-- Texto original --
────────────────

Do lado oposto temos Penélope, uma mulher aberta a todos os tipos de experiência, explorando as diversas possibilidades de deleite proporcionadas pelo sexo. Do homem que tem como tara ser sodomizado com uma vela, passando pelo cliente que deseja vê-la transando com a enteada, até o próprio Prolíxenes – que, como o esperado, possui um fetiche ligado a aves – a garota de programa parece se divertir e aproveitar verdadeiramente cada relação, por mais efêmera que seja, reagindo com bom-humor a qualquer situação, como quando deixa que um estudante “pague meia” pelo programa. Mas, ainda que ostente essa postura liberal, a personagem também possui seus conflitos pessoais, materializados essencialmente no cafetão Átila (Ênio Gonçalves), única figura à qual demonstra algum tipo de submissão. A narrativa que se inicia convencional, progressivamente vai ganhando contornos surreais e líricos – como as divagações em off de Vera que soam como versos de poesia abstrata – além de crescer também em intensidade. A mutação da personagem é visível, vide a ardente cena de sexo com o namorado no carro ou ainda o término repentino do relacionamento. Toda essa transição gradual, da curiosidade à obsessão por Penélope, configura também uma condição de confusão em seu estado psicológico, que Martins e Garcia acentuam através da intervenção de elementos sonoros externos que se misturam com os diálogos, como a música interpretada pela mãe de Vera - vivida pela cantora Cida Moreira, que permite também uma brincadeira autorreferencial, quando uma de suas canções toca no rádio – ou a notícia da morte de Glauber Rocha e os diálogos de A Noite dos Desesperados (1969) vindos da TV.

────────────────

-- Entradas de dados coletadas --
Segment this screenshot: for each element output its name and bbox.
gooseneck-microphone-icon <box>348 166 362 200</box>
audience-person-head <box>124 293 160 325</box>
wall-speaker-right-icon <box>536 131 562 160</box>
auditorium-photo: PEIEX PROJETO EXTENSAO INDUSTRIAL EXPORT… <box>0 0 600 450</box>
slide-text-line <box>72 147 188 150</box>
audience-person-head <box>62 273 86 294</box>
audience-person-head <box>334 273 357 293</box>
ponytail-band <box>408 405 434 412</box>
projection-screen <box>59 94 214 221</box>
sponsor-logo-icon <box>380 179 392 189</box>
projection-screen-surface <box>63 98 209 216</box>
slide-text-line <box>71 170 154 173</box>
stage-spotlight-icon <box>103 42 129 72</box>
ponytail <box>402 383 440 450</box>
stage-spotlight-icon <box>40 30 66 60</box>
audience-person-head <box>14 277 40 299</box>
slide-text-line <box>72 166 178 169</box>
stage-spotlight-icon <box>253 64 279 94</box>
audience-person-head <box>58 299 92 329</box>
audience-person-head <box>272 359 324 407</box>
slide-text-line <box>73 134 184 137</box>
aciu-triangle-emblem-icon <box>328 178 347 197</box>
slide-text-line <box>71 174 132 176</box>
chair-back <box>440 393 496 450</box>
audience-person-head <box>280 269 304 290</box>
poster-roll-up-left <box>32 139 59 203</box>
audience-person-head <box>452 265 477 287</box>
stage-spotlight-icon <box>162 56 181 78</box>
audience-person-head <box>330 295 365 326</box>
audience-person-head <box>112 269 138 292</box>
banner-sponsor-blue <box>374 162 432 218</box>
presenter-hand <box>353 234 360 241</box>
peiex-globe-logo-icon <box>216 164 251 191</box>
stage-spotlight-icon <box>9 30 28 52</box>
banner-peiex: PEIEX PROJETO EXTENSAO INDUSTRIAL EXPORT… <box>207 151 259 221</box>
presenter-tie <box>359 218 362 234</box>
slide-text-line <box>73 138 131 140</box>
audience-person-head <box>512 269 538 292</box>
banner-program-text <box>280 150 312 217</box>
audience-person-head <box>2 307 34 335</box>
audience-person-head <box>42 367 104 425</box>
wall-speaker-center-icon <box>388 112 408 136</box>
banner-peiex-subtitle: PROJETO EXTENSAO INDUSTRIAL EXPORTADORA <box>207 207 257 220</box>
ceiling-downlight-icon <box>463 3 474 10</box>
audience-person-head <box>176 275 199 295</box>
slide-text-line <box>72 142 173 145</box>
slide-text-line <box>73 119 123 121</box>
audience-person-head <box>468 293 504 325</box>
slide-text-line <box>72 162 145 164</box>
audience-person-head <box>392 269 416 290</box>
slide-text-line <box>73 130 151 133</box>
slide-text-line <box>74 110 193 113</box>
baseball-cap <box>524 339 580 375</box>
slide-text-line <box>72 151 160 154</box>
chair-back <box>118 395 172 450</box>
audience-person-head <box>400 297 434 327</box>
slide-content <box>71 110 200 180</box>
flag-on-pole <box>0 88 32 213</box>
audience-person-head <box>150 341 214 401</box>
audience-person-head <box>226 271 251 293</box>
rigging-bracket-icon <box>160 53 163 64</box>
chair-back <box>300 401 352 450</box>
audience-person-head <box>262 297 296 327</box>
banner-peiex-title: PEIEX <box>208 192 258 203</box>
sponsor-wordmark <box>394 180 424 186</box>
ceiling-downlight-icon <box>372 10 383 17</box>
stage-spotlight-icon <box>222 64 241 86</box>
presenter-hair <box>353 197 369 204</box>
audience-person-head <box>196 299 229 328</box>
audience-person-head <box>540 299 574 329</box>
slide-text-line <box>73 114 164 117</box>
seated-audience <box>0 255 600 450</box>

────────────────

Transcreva o texto original inteiro, do começo ao fim, sem mudar nada.

-- Resposta --
Do lado oposto temos Penélope, uma mulher aberta a todos os tipos de experiência, explorando as diversas possibilidades de deleite proporcionadas pelo sexo. Do homem que tem como tara ser sodomizado com uma vela, passando pelo cliente que deseja vê-la transando com a enteada, até o próprio Prolíxenes – que, como o esperado, possui um fetiche ligado a aves – a garota de programa parece se divertir e aproveitar verdadeiramente cada relação, por mais efêmera que seja, reagindo com bom-humor a qualquer situação, como quando deixa que um estudante “pague meia” pelo programa. Mas, ainda que ostente essa postura liberal, a personagem também possui seus conflitos pessoais, materializados essencialmente no cafetão Átila (Ênio Gonçalves), única figura à qual demonstra algum tipo de submissão. A narrativa que se inicia convencional, progressivamente vai ganhando contornos surreais e líricos – como as divagações em off de Vera que soam como versos de poesia abstrata – além de crescer também em intensidade. A mutação da personagem é visível, vide a ardente cena de sexo com o namorado no carro ou ainda o término repentino do relacionamento. Toda essa transição gradual, da curiosidade à obsessão por Penélope, configura também uma condição de confusão em seu estado psicológico, que Martins e Garcia acentuam através da intervenção de elementos sonoros externos que se misturam com os diálogos, como a música interpretada pela mãe de Vera - vivida pela cantora Cida Moreira, que permite também uma brincadeira autorreferencial, quando uma de suas canções toca no rádio – ou a notícia da morte de Glauber Rocha e os diálogos de A Noite dos Desesperados (1969) vindos da TV.